Written task: Each entry below is to be written out exactly, and the pictures are to be left out.
-- Start --
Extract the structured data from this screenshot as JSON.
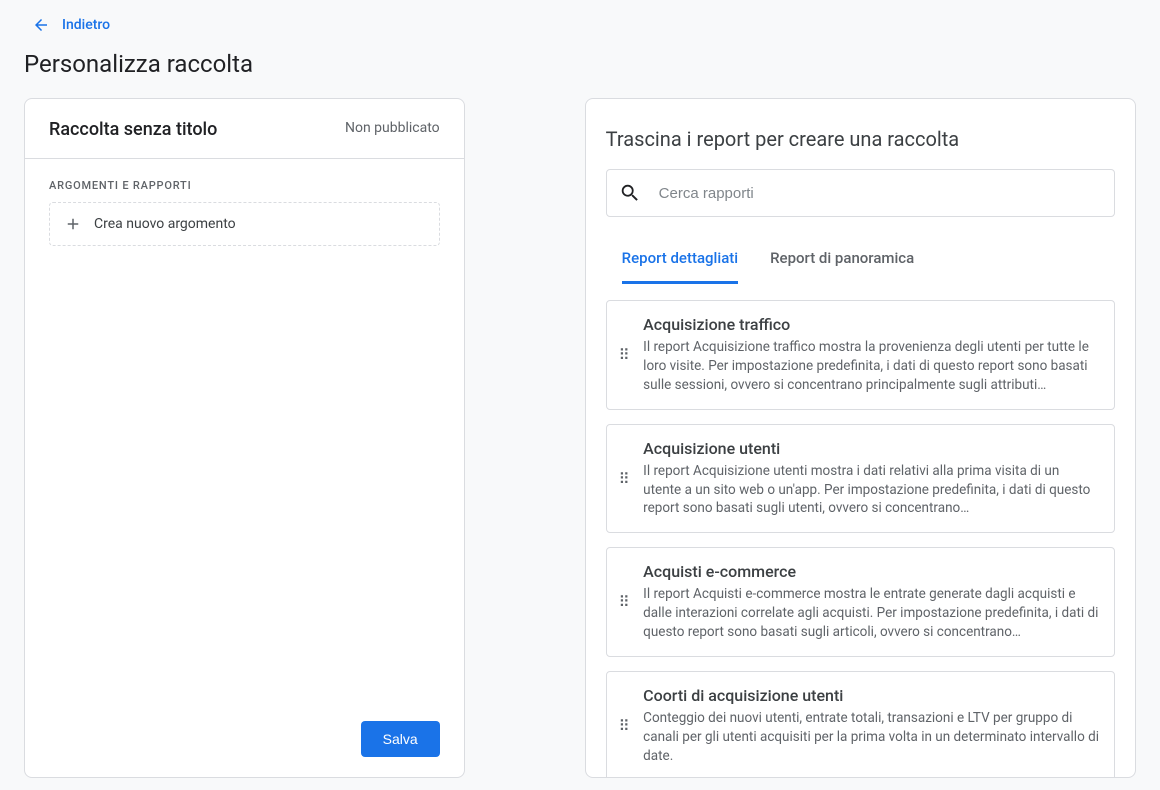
{
  "back_label": "Indietro",
  "page_title": "Personalizza raccolta",
  "left": {
    "title": "Raccolta senza titolo",
    "status": "Non pubblicato",
    "section_label": "ARGOMENTI E RAPPORTI",
    "create_topic": "Crea nuovo argomento",
    "save": "Salva"
  },
  "right": {
    "title": "Trascina i report per creare una raccolta",
    "search_placeholder": "Cerca rapporti",
    "tabs": {
      "detailed": "Report dettagliati",
      "overview": "Report di panoramica"
    },
    "reports": [
      {
        "title": "Acquisizione traffico",
        "desc": "Il report Acquisizione traffico mostra la provenienza degli utenti per tutte le loro visite. Per impostazione predefinita, i dati di questo report sono basati sulle sessioni, ovvero si concentrano principalmente sugli attributi…"
      },
      {
        "title": "Acquisizione utenti",
        "desc": "Il report Acquisizione utenti mostra i dati relativi alla prima visita di un utente a un sito web o un'app. Per impostazione predefinita, i dati di questo report sono basati sugli utenti, ovvero si concentrano…"
      },
      {
        "title": "Acquisti e-commerce",
        "desc": "Il report Acquisti e-commerce mostra le entrate generate dagli acquisti e dalle interazioni correlate agli acquisti. Per impostazione predefinita, i dati di questo report sono basati sugli articoli, ovvero si concentrano…"
      },
      {
        "title": "Coorti di acquisizione utenti",
        "desc": "Conteggio dei nuovi utenti, entrate totali, transazioni e LTV per gruppo di canali per gli utenti acquisiti per la prima volta in un determinato intervallo di date."
      }
    ]
  }
}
-- End --
Task solution:
Extract the structured data from this screenshot as JSON.
{
  "back_label": "Indietro",
  "page_title": "Personalizza raccolta",
  "left": {
    "title": "Raccolta senza titolo",
    "status": "Non pubblicato",
    "section_label": "ARGOMENTI E RAPPORTI",
    "create_topic": "Crea nuovo argomento",
    "save": "Salva"
  },
  "right": {
    "title": "Trascina i report per creare una raccolta",
    "search_placeholder": "Cerca rapporti",
    "tabs": {
      "detailed": "Report dettagliati",
      "overview": "Report di panoramica"
    },
    "reports": [
      {
        "title": "Acquisizione traffico",
        "desc": "Il report Acquisizione traffico mostra la provenienza degli utenti per tutte le loro visite. Per impostazione predefinita, i dati di questo report sono basati sulle sessioni, ovvero si concentrano principalmente sugli attributi…"
      },
      {
        "title": "Acquisizione utenti",
        "desc": "Il report Acquisizione utenti mostra i dati relativi alla prima visita di un utente a un sito web o un'app. Per impostazione predefinita, i dati di questo report sono basati sugli utenti, ovvero si concentrano…"
      },
      {
        "title": "Acquisti e-commerce",
        "desc": "Il report Acquisti e-commerce mostra le entrate generate dagli acquisti e dalle interazioni correlate agli acquisti. Per impostazione predefinita, i dati di questo report sono basati sugli articoli, ovvero si concentrano…"
      },
      {
        "title": "Coorti di acquisizione utenti",
        "desc": "Conteggio dei nuovi utenti, entrate totali, transazioni e LTV per gruppo di canali per gli utenti acquisiti per la prima volta in un determinato intervallo di date."
      }
    ]
  }
}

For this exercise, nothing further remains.